:: The exercise ::
Reproduce the records below in full and without edits, omitting images.

:: Records ::
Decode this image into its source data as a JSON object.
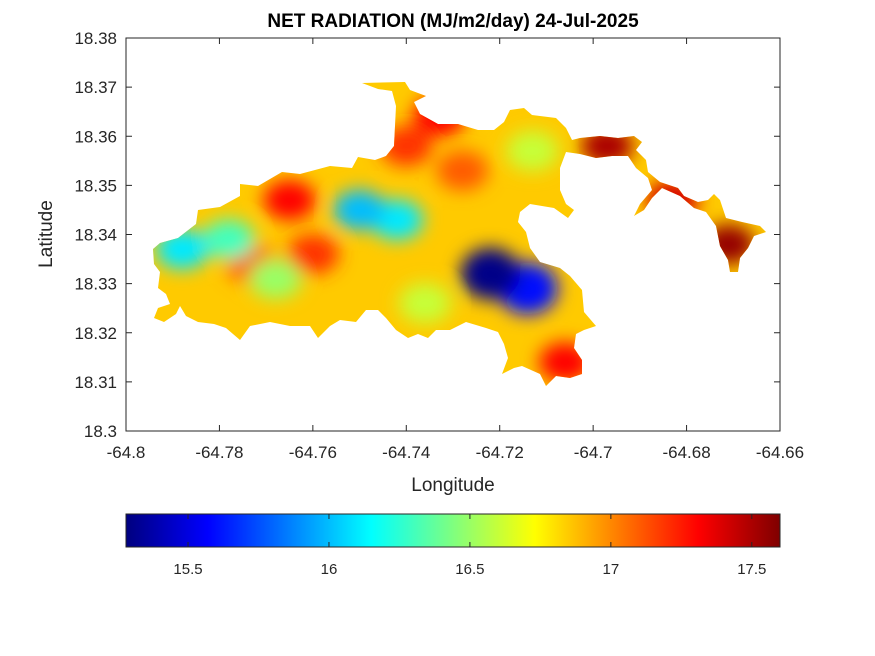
{
  "chart_data": {
    "type": "heatmap",
    "title": "NET RADIATION (MJ/m2/day) 24-Jul-2025",
    "xlabel": "Longitude",
    "ylabel": "Latitude",
    "xlim": [
      -64.8,
      -64.66
    ],
    "ylim": [
      18.3,
      18.38
    ],
    "x_ticks": [
      "-64.8",
      "-64.78",
      "-64.76",
      "-64.74",
      "-64.72",
      "-64.7",
      "-64.68",
      "-64.66"
    ],
    "y_ticks": [
      "18.3",
      "18.31",
      "18.32",
      "18.33",
      "18.34",
      "18.35",
      "18.36",
      "18.37",
      "18.38"
    ],
    "colorbar": {
      "range": [
        15.28,
        17.6
      ],
      "ticks": [
        "15.5",
        "16",
        "16.5",
        "17",
        "17.5"
      ],
      "colormap": "jet",
      "colors": [
        "#00007f",
        "#0000ff",
        "#007fff",
        "#00ffff",
        "#7fff7f",
        "#ffff00",
        "#ff7f00",
        "#ff0000",
        "#7f0000"
      ]
    },
    "grid": false,
    "hotspots": [
      {
        "lon": -64.722,
        "lat": 18.332,
        "value": 15.3
      },
      {
        "lon": -64.714,
        "lat": 18.329,
        "value": 15.6
      },
      {
        "lon": -64.742,
        "lat": 18.343,
        "value": 16.1
      },
      {
        "lon": -64.75,
        "lat": 18.345,
        "value": 16.0
      },
      {
        "lon": -64.788,
        "lat": 18.337,
        "value": 16.1
      },
      {
        "lon": -64.778,
        "lat": 18.339,
        "value": 16.3
      },
      {
        "lon": -64.713,
        "lat": 18.357,
        "value": 16.6
      },
      {
        "lon": -64.768,
        "lat": 18.331,
        "value": 16.5
      },
      {
        "lon": -64.736,
        "lat": 18.326,
        "value": 16.6
      },
      {
        "lon": -64.773,
        "lat": 18.334,
        "value": 17.1
      },
      {
        "lon": -64.76,
        "lat": 18.336,
        "value": 17.2
      },
      {
        "lon": -64.765,
        "lat": 18.347,
        "value": 17.3
      },
      {
        "lon": -64.728,
        "lat": 18.353,
        "value": 17.1
      },
      {
        "lon": -64.733,
        "lat": 18.364,
        "value": 17.3
      },
      {
        "lon": -64.74,
        "lat": 18.358,
        "value": 17.2
      },
      {
        "lon": -64.706,
        "lat": 18.314,
        "value": 17.3
      },
      {
        "lon": -64.671,
        "lat": 18.338,
        "value": 17.55
      },
      {
        "lon": -64.697,
        "lat": 18.358,
        "value": 17.5
      },
      {
        "lon": -64.683,
        "lat": 18.347,
        "value": 17.4
      }
    ]
  }
}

:: Result for this task ::
Decode this image into its source data as a JSON object.
{
  "chart_data": {
    "type": "heatmap",
    "title": "NET RADIATION (MJ/m2/day) 24-Jul-2025",
    "xlabel": "Longitude",
    "ylabel": "Latitude",
    "xlim": [
      -64.8,
      -64.66
    ],
    "ylim": [
      18.3,
      18.38
    ],
    "x_ticks": [
      "-64.8",
      "-64.78",
      "-64.76",
      "-64.74",
      "-64.72",
      "-64.7",
      "-64.68",
      "-64.66"
    ],
    "y_ticks": [
      "18.3",
      "18.31",
      "18.32",
      "18.33",
      "18.34",
      "18.35",
      "18.36",
      "18.37",
      "18.38"
    ],
    "colorbar": {
      "range": [
        15.28,
        17.6
      ],
      "ticks": [
        "15.5",
        "16",
        "16.5",
        "17",
        "17.5"
      ],
      "colormap": "jet",
      "colors": [
        "#00007f",
        "#0000ff",
        "#007fff",
        "#00ffff",
        "#7fff7f",
        "#ffff00",
        "#ff7f00",
        "#ff0000",
        "#7f0000"
      ]
    },
    "grid": false,
    "hotspots": [
      {
        "lon": -64.722,
        "lat": 18.332,
        "value": 15.3
      },
      {
        "lon": -64.714,
        "lat": 18.329,
        "value": 15.6
      },
      {
        "lon": -64.742,
        "lat": 18.343,
        "value": 16.1
      },
      {
        "lon": -64.75,
        "lat": 18.345,
        "value": 16.0
      },
      {
        "lon": -64.788,
        "lat": 18.337,
        "value": 16.1
      },
      {
        "lon": -64.778,
        "lat": 18.339,
        "value": 16.3
      },
      {
        "lon": -64.713,
        "lat": 18.357,
        "value": 16.6
      },
      {
        "lon": -64.768,
        "lat": 18.331,
        "value": 16.5
      },
      {
        "lon": -64.736,
        "lat": 18.326,
        "value": 16.6
      },
      {
        "lon": -64.773,
        "lat": 18.334,
        "value": 17.1
      },
      {
        "lon": -64.76,
        "lat": 18.336,
        "value": 17.2
      },
      {
        "lon": -64.765,
        "lat": 18.347,
        "value": 17.3
      },
      {
        "lon": -64.728,
        "lat": 18.353,
        "value": 17.1
      },
      {
        "lon": -64.733,
        "lat": 18.364,
        "value": 17.3
      },
      {
        "lon": -64.74,
        "lat": 18.358,
        "value": 17.2
      },
      {
        "lon": -64.706,
        "lat": 18.314,
        "value": 17.3
      },
      {
        "lon": -64.671,
        "lat": 18.338,
        "value": 17.55
      },
      {
        "lon": -64.697,
        "lat": 18.358,
        "value": 17.5
      },
      {
        "lon": -64.683,
        "lat": 18.347,
        "value": 17.4
      }
    ]
  }
}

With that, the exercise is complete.